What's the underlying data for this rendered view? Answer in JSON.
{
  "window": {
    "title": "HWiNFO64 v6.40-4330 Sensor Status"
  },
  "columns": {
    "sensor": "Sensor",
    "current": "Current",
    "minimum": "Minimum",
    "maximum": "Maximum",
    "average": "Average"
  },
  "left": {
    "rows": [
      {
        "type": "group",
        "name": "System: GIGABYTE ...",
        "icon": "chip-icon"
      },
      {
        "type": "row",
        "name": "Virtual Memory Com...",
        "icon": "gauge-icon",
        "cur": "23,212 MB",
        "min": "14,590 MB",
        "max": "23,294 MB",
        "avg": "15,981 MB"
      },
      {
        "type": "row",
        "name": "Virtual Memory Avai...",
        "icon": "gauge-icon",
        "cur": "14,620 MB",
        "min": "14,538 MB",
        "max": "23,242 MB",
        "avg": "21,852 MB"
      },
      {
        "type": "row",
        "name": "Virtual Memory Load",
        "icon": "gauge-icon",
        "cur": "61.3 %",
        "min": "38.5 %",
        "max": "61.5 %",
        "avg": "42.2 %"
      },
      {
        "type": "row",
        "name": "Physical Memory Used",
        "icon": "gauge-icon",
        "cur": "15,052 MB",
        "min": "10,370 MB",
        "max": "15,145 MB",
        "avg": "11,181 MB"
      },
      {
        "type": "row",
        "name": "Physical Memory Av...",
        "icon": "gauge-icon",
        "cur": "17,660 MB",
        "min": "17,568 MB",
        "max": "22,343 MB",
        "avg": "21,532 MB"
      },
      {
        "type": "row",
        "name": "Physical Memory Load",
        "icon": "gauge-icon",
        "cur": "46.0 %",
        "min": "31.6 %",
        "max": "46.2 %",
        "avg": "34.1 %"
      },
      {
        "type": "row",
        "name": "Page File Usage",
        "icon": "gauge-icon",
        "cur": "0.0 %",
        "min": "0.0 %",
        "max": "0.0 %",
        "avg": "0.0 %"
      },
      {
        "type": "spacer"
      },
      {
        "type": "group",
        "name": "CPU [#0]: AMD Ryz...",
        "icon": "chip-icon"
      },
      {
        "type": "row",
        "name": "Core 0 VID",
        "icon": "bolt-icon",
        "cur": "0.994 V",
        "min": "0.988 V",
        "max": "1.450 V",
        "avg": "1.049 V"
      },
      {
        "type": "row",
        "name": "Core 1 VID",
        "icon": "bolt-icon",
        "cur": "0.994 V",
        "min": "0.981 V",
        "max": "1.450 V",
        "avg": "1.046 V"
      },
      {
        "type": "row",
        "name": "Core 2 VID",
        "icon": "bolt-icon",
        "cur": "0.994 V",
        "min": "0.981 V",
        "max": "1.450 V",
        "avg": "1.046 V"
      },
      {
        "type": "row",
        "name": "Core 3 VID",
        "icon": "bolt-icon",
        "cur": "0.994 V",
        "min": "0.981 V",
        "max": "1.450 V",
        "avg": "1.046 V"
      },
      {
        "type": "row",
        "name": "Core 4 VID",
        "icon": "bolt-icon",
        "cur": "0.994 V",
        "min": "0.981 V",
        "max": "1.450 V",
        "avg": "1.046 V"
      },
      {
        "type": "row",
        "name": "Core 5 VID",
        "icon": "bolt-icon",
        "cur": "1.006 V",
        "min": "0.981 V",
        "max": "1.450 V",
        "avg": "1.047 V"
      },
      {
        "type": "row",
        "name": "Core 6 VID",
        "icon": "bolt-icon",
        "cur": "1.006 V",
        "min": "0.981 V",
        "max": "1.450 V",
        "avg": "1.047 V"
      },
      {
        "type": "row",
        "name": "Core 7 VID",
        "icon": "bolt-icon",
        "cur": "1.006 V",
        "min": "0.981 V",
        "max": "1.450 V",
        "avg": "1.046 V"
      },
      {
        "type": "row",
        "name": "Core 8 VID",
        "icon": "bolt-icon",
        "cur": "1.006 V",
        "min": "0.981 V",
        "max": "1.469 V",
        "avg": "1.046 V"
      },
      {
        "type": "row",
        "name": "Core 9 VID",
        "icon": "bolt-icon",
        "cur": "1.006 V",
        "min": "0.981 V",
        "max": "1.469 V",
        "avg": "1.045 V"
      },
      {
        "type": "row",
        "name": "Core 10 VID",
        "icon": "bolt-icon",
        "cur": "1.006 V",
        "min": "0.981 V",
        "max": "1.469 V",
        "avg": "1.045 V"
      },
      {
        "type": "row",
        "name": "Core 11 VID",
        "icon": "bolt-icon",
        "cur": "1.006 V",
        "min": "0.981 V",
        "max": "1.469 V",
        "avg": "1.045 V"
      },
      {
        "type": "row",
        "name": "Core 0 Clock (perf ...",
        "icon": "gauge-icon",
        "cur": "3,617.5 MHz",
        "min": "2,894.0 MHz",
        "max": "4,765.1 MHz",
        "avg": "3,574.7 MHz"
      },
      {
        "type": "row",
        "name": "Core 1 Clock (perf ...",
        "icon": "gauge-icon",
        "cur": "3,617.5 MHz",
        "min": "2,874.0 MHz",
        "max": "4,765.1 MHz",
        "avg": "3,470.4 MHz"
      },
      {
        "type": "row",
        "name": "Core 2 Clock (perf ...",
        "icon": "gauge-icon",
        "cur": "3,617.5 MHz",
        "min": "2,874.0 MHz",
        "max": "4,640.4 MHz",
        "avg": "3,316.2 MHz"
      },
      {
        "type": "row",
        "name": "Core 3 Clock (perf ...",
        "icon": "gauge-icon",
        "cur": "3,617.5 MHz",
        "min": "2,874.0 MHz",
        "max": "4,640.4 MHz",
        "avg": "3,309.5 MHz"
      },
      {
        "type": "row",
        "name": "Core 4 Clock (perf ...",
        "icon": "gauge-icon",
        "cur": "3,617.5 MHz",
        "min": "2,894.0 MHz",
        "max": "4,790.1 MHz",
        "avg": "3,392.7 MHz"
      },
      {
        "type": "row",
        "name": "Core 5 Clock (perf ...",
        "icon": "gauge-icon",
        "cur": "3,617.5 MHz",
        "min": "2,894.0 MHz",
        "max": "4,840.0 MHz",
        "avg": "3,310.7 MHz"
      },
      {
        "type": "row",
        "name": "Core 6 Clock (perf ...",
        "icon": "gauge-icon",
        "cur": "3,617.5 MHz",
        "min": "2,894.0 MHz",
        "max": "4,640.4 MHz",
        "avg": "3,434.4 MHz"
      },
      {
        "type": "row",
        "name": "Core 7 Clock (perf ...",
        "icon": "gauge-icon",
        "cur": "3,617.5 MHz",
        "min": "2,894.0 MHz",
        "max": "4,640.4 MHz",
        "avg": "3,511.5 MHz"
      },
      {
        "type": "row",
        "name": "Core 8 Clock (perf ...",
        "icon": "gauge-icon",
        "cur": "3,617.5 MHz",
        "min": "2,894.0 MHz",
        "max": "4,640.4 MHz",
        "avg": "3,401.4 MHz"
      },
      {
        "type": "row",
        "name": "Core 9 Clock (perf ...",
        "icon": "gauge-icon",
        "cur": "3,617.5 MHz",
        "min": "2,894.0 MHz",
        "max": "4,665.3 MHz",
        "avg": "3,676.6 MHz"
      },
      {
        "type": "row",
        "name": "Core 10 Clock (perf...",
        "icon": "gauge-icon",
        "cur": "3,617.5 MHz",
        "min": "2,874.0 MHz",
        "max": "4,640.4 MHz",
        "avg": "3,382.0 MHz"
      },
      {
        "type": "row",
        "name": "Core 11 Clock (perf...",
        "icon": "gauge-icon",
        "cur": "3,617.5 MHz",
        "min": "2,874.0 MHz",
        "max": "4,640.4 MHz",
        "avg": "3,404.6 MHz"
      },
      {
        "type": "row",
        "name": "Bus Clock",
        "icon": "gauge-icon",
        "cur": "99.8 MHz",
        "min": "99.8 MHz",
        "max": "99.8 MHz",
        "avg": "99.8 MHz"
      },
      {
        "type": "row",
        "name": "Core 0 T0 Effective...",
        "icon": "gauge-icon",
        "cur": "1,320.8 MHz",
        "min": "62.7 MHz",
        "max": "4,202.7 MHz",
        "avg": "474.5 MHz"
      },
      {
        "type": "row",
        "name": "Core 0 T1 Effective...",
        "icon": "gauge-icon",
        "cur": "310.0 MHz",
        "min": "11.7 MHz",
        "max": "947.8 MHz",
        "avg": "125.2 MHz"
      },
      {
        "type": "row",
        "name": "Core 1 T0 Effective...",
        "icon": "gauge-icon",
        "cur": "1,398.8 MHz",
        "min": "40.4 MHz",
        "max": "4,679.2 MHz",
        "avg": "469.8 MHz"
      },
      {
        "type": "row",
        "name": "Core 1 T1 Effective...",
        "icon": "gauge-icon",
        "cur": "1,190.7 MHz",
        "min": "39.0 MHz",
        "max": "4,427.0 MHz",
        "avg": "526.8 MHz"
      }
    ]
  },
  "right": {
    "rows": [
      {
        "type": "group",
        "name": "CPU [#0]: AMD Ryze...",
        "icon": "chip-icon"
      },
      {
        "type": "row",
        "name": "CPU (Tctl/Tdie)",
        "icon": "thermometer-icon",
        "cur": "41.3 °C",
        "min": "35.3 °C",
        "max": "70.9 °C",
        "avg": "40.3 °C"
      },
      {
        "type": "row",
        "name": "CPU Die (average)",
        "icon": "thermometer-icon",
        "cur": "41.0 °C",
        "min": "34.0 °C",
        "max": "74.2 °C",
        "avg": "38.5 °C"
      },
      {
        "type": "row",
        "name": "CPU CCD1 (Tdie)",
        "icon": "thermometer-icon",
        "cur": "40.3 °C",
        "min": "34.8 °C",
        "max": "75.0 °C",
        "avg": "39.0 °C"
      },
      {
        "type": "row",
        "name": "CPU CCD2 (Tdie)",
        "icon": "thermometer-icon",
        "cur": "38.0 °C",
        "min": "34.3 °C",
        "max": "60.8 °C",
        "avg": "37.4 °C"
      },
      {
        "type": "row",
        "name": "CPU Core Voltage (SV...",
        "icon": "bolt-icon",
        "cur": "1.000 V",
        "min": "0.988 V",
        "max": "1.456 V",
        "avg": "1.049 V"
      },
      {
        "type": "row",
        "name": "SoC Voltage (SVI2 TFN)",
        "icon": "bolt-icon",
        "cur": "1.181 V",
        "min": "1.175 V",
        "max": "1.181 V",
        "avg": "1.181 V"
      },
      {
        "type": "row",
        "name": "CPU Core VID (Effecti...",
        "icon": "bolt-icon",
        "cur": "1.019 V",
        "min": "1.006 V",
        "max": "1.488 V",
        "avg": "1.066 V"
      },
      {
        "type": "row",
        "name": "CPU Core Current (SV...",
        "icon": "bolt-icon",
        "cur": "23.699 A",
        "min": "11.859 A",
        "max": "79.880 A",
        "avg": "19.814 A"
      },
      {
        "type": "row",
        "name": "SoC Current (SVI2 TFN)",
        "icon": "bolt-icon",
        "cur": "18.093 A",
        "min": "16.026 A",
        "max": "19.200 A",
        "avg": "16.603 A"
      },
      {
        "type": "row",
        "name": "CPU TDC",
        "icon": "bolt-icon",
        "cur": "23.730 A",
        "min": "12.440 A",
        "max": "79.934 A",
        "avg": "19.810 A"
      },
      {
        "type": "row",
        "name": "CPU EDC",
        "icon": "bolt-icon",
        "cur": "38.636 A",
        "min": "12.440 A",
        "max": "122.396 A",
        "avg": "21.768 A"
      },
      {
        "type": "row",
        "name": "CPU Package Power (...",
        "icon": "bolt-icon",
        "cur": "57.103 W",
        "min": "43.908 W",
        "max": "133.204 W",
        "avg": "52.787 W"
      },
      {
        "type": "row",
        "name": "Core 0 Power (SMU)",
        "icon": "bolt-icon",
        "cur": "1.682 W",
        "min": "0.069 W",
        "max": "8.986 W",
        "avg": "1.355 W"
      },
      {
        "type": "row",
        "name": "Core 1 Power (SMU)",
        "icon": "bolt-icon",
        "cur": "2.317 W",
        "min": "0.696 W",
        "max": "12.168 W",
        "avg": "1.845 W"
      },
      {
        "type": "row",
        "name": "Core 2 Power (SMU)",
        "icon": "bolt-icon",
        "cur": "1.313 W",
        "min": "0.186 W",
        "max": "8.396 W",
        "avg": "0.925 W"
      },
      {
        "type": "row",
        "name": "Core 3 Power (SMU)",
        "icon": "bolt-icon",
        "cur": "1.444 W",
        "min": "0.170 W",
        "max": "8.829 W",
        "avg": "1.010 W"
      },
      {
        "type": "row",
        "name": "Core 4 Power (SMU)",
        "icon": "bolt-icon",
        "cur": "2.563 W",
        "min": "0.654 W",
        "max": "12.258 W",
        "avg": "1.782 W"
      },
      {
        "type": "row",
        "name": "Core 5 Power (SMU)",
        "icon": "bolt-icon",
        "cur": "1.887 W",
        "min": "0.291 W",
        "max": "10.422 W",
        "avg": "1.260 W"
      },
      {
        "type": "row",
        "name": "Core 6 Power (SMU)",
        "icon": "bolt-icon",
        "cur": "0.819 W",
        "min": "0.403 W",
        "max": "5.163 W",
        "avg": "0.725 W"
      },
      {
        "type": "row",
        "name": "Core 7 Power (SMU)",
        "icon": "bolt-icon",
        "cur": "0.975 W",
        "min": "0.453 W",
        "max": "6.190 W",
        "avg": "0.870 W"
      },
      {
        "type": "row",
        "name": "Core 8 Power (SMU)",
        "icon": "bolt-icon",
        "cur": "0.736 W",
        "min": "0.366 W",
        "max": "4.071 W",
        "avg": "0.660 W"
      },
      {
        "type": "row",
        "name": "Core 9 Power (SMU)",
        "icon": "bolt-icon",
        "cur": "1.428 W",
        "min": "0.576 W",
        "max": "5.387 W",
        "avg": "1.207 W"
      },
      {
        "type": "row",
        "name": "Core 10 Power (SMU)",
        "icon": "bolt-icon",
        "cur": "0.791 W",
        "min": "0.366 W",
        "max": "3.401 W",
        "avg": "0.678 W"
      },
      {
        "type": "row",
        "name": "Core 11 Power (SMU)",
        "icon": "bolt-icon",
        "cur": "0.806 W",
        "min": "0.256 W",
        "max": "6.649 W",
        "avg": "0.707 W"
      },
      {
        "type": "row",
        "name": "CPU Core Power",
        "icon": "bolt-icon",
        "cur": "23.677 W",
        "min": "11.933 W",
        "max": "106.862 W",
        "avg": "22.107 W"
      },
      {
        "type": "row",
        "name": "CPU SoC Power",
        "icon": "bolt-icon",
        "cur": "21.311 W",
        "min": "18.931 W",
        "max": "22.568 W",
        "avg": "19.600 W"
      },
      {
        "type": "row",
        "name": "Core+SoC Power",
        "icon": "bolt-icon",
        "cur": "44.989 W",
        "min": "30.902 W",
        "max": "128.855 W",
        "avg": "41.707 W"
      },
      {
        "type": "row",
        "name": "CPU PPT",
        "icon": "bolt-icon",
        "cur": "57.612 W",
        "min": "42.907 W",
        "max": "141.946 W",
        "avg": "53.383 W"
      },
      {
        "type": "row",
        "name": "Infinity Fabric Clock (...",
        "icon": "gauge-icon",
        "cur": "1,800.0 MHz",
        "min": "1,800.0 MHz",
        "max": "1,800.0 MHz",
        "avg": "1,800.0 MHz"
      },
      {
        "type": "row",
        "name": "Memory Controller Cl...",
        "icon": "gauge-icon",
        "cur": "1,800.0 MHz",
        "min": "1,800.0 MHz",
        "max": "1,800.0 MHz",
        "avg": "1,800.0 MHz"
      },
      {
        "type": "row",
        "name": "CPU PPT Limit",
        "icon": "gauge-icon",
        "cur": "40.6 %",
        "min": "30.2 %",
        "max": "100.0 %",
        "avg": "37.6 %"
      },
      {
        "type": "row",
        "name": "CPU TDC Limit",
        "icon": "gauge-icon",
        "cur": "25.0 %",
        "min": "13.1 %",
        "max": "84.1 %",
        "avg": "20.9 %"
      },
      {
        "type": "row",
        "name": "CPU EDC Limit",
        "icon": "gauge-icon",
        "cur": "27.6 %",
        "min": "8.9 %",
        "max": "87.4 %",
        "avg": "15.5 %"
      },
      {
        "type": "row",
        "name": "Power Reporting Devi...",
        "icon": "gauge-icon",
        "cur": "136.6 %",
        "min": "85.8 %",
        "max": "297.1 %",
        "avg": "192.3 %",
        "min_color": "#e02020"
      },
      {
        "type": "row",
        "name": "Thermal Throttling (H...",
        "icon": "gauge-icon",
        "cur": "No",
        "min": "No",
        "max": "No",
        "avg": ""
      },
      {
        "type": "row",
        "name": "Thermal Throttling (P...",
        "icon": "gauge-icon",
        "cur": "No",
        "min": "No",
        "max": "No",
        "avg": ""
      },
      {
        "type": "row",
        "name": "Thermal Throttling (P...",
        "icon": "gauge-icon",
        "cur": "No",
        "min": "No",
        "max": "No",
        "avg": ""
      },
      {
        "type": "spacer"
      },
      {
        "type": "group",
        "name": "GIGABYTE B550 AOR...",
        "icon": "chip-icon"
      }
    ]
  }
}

[Exercise requirements]
Write down every line of the data above that includes the string "Limit".

[Task result]
        "name": "CPU PPT Limit",
        "name": "CPU TDC Limit",
        "name": "CPU EDC Limit",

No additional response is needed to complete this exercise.